Gather every line in the records below that contains the word "Arnhem".

» Data entries for graphics:
--------
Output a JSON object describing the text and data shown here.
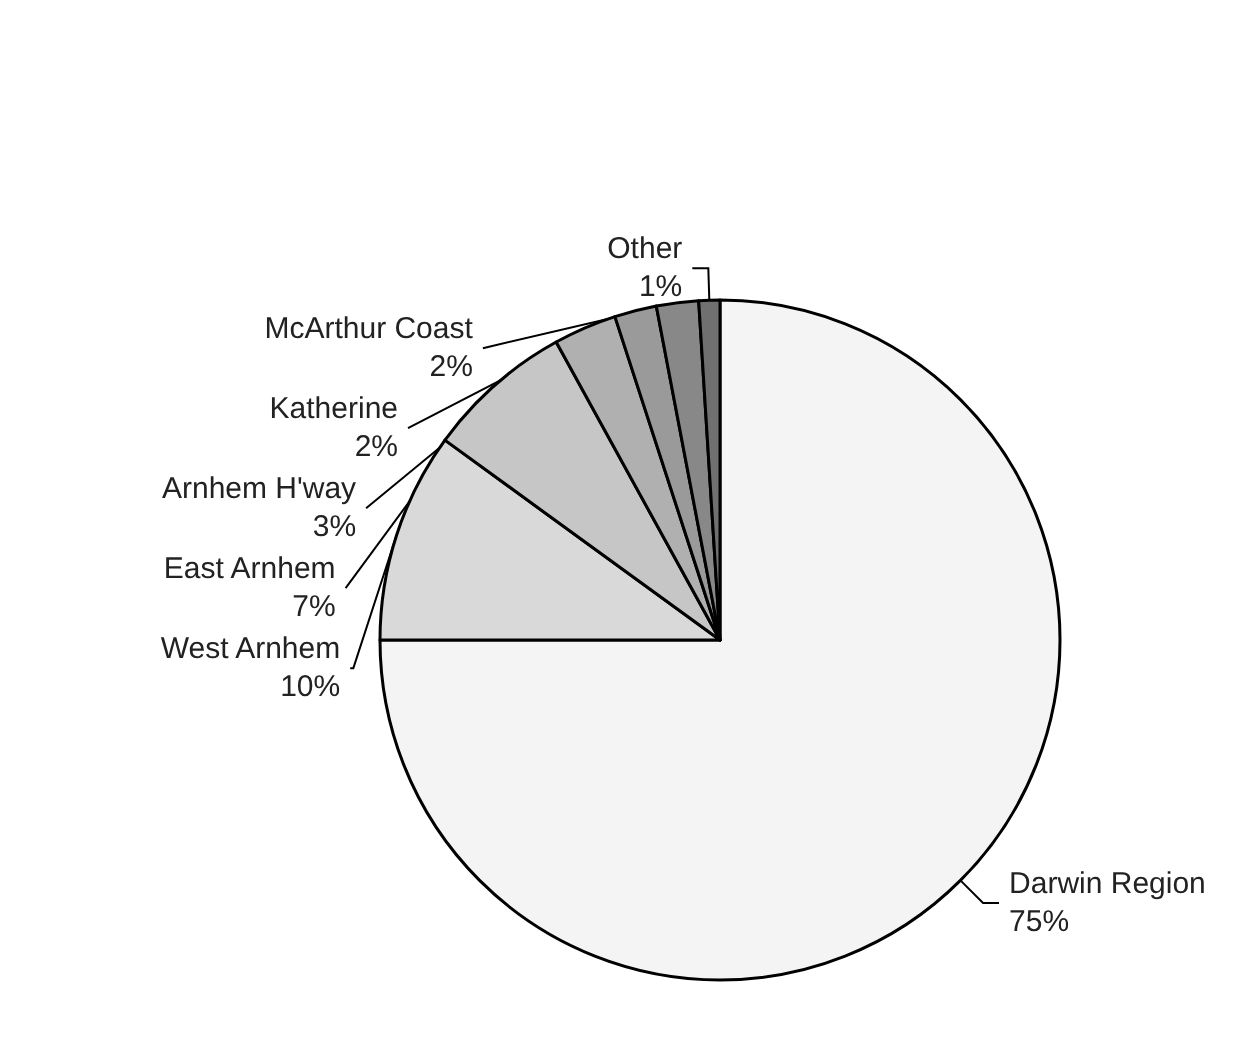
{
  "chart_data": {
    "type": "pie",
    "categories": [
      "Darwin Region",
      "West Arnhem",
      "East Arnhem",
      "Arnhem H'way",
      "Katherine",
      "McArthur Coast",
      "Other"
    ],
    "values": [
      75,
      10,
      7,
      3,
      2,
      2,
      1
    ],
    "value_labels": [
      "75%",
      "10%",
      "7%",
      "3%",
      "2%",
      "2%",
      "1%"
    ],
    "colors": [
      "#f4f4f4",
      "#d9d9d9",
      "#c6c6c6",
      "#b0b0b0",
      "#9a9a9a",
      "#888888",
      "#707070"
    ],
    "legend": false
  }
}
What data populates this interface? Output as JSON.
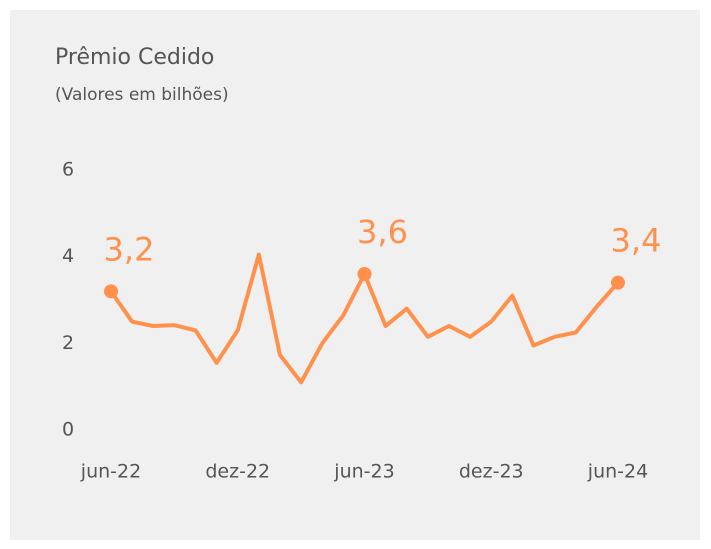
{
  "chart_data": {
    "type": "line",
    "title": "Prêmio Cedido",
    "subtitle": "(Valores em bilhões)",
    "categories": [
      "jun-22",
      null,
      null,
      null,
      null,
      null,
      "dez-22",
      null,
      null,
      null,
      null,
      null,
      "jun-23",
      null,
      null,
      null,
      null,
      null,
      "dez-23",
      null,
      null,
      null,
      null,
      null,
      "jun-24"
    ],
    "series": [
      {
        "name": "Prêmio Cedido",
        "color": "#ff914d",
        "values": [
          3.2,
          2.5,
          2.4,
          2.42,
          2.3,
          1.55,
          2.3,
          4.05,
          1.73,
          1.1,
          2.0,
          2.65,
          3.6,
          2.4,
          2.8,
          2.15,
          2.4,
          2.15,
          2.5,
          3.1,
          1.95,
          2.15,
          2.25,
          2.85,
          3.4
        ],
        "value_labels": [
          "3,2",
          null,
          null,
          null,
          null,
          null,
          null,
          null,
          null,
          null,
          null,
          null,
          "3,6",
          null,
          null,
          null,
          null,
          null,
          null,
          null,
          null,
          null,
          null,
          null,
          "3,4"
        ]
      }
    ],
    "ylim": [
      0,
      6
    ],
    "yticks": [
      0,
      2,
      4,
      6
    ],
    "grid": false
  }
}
--------
» Solution to this problem:
      "West Arnhem",
      "East Arnhem",
      "Arnhem H'way",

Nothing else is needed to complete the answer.